Can you restate the records below word for word?

BEGIN

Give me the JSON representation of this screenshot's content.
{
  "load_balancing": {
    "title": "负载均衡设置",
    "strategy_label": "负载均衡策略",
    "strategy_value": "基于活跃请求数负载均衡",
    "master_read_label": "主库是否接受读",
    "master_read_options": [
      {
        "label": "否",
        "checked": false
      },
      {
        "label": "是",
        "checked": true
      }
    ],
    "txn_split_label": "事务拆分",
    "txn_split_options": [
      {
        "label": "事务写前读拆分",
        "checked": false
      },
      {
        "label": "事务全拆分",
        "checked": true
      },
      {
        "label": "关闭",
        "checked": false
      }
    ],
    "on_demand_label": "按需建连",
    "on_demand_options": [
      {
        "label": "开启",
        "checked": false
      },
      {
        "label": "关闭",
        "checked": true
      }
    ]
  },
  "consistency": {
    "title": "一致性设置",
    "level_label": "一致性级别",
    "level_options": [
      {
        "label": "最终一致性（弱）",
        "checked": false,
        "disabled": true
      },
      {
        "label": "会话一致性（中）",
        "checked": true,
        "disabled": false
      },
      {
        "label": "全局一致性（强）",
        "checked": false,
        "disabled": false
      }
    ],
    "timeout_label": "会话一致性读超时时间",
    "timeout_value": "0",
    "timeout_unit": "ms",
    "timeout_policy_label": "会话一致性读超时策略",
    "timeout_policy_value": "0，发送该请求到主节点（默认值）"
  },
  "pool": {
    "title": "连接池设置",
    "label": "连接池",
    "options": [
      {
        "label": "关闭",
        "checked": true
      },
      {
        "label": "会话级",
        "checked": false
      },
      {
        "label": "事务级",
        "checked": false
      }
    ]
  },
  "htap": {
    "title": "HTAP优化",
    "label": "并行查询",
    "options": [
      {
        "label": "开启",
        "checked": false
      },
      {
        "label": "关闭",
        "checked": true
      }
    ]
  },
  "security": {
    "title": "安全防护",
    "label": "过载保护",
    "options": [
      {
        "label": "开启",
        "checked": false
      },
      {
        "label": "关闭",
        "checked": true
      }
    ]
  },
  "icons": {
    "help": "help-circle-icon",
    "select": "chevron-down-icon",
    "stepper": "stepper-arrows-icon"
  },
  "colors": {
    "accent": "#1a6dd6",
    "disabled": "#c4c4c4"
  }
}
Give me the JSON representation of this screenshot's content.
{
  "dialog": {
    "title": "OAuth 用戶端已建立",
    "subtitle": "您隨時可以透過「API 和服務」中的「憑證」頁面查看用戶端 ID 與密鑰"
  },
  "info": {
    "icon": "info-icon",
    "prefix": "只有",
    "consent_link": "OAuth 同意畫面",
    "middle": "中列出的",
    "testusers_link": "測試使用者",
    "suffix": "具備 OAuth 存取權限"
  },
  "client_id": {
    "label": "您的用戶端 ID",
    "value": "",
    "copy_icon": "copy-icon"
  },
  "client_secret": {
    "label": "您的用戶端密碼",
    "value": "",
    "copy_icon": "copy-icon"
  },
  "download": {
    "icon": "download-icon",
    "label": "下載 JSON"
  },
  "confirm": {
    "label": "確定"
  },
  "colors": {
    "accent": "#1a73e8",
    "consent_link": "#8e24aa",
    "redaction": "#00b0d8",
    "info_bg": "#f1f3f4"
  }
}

END

### Finished exercise
Give me the JSON representation of this screenshot's content.
{
  "load_balancing": {
    "title": "负载均衡设置",
    "strategy_label": "负载均衡策略",
    "strategy_value": "基于活跃请求数负载均衡",
    "master_read_label": "主库是否接受读",
    "master_read_options": [
      {
        "label": "否",
        "checked": false
      },
      {
        "label": "是",
        "checked": true
      }
    ],
    "txn_split_label": "事务拆分",
    "txn_split_options": [
      {
        "label": "事务写前读拆分",
        "checked": false
      },
      {
        "label": "事务全拆分",
        "checked": true
      },
      {
        "label": "关闭",
        "checked": false
      }
    ],
    "on_demand_label": "按需建连",
    "on_demand_options": [
      {
        "label": "开启",
        "checked": false
      },
      {
        "label": "关闭",
        "checked": true
      }
    ]
  },
  "consistency": {
    "title": "一致性设置",
    "level_label": "一致性级别",
    "level_options": [
      {
        "label": "最终一致性（弱）",
        "checked": false,
        "disabled": true
      },
      {
        "label": "会话一致性（中）",
        "checked": true,
        "disabled": false
      },
      {
        "label": "全局一致性（强）",
        "checked": false,
        "disabled": false
      }
    ],
    "timeout_label": "会话一致性读超时时间",
    "timeout_value": "0",
    "timeout_unit": "ms",
    "timeout_policy_label": "会话一致性读超时策略",
    "timeout_policy_value": "0，发送该请求到主节点（默认值）"
  },
  "pool": {
    "title": "连接池设置",
    "label": "连接池",
    "options": [
      {
        "label": "关闭",
        "checked": true
      },
      {
        "label": "会话级",
        "checked": false
      },
      {
        "label": "事务级",
        "checked": false
      }
    ]
  },
  "htap": {
    "title": "HTAP优化",
    "label": "并行查询",
    "options": [
      {
        "label": "开启",
        "checked": false
      },
      {
        "label": "关闭",
        "checked": true
      }
    ]
  },
  "security": {
    "title": "安全防护",
    "label": "过载保护",
    "options": [
      {
        "label": "开启",
        "checked": false
      },
      {
        "label": "关闭",
        "checked": true
      }
    ]
  },
  "icons": {
    "help": "help-circle-icon",
    "select": "chevron-down-icon",
    "stepper": "stepper-arrows-icon"
  },
  "colors": {
    "accent": "#1a6dd6",
    "disabled": "#c4c4c4"
  }
}
Give me the JSON representation of this screenshot's content.
{
  "dialog": {
    "title": "OAuth 用戶端已建立",
    "subtitle": "您隨時可以透過「API 和服務」中的「憑證」頁面查看用戶端 ID 與密鑰"
  },
  "info": {
    "icon": "info-icon",
    "prefix": "只有",
    "consent_link": "OAuth 同意畫面",
    "middle": "中列出的",
    "testusers_link": "測試使用者",
    "suffix": "具備 OAuth 存取權限"
  },
  "client_id": {
    "label": "您的用戶端 ID",
    "value": "",
    "copy_icon": "copy-icon"
  },
  "client_secret": {
    "label": "您的用戶端密碼",
    "value": "",
    "copy_icon": "copy-icon"
  },
  "download": {
    "icon": "download-icon",
    "label": "下載 JSON"
  },
  "confirm": {
    "label": "確定"
  },
  "colors": {
    "accent": "#1a73e8",
    "consent_link": "#8e24aa",
    "redaction": "#00b0d8",
    "info_bg": "#f1f3f4"
  }
}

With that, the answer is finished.